Written problem:
Count how many lines of the material hold "this". Respond with that number alone.
>> BEGIN Entries supplied
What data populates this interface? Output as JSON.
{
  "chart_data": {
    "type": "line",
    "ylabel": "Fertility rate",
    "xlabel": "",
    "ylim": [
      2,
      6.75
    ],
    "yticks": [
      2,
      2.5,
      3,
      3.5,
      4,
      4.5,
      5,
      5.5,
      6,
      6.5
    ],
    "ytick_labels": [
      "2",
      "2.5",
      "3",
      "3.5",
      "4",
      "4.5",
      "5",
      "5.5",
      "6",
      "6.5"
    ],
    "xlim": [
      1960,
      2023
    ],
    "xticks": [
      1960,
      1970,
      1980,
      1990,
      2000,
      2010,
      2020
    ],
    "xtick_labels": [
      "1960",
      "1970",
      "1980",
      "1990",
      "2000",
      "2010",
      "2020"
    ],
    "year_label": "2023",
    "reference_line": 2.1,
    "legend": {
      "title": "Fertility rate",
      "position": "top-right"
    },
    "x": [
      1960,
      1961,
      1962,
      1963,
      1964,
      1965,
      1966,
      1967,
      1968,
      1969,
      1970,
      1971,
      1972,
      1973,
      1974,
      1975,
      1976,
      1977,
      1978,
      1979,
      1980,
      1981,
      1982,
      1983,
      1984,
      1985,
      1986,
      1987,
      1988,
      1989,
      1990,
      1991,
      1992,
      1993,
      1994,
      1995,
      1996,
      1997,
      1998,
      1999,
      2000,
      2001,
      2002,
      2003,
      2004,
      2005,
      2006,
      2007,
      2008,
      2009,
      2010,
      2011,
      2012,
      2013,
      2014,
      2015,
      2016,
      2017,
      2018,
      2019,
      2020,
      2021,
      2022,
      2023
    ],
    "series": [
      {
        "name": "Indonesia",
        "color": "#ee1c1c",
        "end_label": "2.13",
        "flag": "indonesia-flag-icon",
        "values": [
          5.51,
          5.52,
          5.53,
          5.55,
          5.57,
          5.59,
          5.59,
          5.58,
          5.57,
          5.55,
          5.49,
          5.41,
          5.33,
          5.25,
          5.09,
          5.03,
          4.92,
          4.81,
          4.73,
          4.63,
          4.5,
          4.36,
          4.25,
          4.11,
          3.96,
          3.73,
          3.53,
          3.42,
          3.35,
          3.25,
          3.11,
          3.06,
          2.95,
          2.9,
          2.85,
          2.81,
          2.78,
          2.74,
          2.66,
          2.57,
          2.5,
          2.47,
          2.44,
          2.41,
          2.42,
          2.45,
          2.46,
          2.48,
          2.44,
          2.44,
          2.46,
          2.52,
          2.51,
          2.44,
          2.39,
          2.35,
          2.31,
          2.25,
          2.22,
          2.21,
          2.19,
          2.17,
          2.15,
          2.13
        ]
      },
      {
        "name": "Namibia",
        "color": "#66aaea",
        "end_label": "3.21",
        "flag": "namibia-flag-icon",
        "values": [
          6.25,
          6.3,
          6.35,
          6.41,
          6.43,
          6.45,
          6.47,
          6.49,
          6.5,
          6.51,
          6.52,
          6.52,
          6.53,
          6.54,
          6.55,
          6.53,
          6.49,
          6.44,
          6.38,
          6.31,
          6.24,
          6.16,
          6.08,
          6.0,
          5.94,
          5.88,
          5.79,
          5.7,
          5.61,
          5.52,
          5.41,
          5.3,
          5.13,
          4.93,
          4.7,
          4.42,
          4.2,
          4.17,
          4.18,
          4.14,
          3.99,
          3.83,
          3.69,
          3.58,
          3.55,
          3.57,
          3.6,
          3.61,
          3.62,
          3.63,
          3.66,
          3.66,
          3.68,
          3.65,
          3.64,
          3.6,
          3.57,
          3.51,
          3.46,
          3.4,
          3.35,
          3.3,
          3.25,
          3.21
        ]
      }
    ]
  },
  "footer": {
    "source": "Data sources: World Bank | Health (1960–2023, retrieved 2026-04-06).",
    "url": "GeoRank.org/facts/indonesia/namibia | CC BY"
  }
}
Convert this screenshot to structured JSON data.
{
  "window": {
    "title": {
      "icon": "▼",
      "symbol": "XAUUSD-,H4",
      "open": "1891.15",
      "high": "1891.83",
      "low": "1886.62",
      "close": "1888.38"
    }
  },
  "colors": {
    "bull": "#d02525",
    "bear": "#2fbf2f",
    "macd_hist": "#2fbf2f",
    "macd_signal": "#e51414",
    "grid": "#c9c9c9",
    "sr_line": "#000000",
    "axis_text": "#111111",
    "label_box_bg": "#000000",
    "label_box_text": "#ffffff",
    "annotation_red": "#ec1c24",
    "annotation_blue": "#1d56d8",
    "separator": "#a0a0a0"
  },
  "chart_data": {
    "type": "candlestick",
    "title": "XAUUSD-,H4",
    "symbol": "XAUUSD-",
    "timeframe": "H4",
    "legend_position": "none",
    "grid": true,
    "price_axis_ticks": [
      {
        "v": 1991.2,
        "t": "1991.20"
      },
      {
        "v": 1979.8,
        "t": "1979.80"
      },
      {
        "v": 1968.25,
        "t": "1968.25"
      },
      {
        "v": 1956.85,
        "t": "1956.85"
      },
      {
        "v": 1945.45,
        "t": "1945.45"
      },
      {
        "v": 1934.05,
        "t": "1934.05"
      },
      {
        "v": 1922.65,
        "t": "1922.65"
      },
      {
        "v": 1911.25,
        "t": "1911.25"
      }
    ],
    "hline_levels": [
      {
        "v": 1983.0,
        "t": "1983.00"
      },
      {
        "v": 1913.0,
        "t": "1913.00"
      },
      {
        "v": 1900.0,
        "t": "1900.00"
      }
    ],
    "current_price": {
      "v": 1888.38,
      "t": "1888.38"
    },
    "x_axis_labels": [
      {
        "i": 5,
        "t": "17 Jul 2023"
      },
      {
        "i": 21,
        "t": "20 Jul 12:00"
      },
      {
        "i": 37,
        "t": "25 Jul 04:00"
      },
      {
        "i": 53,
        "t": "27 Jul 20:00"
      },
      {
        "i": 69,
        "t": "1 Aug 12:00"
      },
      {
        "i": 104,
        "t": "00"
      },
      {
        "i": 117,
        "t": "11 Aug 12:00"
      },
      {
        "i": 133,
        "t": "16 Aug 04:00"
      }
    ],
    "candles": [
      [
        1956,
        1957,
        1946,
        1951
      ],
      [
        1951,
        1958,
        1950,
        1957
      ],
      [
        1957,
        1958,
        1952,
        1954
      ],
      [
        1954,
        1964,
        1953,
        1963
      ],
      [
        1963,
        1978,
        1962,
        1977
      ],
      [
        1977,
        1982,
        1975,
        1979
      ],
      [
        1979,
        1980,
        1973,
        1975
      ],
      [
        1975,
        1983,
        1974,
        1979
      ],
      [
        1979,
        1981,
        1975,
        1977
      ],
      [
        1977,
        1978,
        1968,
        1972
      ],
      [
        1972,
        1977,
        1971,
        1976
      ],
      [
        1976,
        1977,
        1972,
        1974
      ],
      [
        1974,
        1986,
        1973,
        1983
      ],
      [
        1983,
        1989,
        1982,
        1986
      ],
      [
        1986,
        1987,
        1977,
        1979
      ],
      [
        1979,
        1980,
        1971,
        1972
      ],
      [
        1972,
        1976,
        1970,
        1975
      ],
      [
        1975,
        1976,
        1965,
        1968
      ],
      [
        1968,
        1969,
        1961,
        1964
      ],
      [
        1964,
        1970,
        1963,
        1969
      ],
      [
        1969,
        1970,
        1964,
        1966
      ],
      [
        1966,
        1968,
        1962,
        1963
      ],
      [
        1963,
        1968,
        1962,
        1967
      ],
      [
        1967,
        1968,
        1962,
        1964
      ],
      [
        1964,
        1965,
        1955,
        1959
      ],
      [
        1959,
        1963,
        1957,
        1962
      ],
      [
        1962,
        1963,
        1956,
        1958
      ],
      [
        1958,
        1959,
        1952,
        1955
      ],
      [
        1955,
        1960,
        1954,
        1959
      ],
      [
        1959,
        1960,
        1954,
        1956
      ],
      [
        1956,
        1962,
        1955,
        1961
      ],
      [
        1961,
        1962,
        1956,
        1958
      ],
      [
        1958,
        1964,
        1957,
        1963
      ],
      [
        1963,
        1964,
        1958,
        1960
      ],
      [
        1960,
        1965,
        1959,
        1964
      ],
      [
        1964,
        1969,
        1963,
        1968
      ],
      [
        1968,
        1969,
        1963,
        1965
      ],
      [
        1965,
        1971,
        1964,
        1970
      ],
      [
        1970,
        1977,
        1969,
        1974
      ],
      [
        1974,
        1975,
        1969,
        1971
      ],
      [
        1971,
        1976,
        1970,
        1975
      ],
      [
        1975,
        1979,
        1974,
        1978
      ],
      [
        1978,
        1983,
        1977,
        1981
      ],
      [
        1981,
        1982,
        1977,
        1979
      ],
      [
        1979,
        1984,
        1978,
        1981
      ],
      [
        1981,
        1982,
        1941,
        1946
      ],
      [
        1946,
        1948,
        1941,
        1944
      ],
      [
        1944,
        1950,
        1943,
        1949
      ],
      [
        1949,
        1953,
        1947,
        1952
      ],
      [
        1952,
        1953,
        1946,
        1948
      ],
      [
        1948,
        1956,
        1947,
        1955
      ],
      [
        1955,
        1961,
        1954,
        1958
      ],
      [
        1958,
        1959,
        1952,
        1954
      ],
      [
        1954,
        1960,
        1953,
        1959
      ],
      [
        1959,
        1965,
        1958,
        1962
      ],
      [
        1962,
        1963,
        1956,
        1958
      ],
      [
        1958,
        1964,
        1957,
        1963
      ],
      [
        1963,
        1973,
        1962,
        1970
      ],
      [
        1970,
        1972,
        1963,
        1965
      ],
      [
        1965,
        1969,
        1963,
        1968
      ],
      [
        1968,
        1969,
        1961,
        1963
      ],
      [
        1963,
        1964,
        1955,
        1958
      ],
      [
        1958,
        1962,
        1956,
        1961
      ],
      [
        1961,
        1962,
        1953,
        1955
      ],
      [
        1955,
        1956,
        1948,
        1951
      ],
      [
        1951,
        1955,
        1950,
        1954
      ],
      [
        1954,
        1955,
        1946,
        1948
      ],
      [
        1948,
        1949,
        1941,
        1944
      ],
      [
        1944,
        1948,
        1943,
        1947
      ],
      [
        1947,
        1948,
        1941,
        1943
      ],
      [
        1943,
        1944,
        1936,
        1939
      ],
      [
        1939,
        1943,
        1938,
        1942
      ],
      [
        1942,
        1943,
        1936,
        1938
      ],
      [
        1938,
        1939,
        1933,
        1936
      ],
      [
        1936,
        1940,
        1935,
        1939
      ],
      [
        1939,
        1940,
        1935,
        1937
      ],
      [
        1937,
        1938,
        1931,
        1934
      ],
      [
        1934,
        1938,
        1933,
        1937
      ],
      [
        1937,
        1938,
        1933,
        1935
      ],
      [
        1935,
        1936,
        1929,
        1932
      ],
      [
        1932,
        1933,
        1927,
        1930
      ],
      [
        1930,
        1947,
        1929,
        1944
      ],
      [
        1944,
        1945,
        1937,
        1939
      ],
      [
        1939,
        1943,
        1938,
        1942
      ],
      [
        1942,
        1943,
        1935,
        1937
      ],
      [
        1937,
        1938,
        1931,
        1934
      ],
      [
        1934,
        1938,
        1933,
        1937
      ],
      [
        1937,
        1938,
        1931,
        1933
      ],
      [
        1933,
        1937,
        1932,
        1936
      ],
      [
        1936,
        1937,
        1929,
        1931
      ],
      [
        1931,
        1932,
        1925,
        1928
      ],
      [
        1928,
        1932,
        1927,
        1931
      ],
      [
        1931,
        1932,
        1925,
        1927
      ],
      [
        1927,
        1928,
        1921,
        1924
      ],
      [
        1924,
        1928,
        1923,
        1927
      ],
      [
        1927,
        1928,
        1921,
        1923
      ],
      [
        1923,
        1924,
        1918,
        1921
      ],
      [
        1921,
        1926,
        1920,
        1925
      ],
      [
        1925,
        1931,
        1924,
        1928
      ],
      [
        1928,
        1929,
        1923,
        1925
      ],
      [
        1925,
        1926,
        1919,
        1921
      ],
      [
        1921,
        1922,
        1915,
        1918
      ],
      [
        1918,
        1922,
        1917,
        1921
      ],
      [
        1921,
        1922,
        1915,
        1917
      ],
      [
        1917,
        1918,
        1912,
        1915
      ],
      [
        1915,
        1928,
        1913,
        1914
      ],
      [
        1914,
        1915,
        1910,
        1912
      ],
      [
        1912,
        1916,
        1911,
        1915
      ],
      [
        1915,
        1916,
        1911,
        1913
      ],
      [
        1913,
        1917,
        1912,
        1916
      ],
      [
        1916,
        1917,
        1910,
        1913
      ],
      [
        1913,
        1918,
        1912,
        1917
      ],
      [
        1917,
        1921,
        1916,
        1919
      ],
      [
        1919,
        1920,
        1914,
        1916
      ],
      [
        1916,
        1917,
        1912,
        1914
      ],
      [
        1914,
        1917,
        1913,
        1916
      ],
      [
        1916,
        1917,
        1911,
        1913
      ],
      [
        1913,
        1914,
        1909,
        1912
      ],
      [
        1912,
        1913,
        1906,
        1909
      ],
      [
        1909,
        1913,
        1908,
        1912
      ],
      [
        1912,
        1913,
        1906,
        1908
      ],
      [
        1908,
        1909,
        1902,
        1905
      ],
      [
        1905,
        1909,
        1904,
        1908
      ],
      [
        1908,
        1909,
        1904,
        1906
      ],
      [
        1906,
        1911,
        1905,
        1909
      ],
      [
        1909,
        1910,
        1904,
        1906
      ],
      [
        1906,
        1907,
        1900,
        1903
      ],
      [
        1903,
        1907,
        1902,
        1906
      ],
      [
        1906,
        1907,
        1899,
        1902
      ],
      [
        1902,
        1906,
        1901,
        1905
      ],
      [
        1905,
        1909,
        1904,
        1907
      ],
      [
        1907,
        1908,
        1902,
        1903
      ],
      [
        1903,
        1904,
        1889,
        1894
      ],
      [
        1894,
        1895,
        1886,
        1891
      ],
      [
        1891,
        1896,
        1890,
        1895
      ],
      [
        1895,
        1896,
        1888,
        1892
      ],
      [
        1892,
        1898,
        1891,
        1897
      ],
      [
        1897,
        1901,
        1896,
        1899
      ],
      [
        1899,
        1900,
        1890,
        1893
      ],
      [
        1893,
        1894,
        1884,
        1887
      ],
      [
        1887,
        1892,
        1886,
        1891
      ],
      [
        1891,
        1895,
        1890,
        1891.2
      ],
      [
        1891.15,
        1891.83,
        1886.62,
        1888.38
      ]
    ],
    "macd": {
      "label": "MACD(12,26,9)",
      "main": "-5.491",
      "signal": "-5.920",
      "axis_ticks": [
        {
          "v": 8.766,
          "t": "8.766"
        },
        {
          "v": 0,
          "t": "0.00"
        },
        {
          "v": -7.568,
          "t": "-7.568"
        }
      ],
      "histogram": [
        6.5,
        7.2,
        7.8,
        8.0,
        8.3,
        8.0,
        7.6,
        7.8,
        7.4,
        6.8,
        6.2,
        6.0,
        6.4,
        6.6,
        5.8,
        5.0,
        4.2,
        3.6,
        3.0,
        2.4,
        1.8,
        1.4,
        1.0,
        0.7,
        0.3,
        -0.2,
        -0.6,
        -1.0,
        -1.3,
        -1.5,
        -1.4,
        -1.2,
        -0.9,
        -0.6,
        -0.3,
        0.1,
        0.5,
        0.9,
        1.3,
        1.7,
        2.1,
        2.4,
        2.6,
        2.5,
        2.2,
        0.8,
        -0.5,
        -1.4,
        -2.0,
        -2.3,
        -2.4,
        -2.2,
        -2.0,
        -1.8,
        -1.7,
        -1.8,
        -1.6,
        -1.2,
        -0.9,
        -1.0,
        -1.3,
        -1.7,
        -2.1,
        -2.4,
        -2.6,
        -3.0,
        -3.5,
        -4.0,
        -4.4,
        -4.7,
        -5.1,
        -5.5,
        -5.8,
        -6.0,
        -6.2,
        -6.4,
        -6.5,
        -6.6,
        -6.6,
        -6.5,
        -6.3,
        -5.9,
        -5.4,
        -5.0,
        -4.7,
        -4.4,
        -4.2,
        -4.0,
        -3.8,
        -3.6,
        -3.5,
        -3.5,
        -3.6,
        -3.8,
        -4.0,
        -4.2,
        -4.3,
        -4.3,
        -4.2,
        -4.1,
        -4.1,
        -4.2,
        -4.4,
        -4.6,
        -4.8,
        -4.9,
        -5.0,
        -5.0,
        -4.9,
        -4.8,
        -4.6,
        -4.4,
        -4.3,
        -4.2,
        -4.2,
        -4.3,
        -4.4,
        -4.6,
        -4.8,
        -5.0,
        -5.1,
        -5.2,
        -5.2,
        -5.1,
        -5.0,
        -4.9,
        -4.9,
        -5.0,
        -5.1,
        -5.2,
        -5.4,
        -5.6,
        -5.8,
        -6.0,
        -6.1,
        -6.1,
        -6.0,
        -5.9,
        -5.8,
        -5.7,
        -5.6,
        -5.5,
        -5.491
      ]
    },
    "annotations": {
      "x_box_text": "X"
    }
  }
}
>> END Entries supplied
Expected answer:
2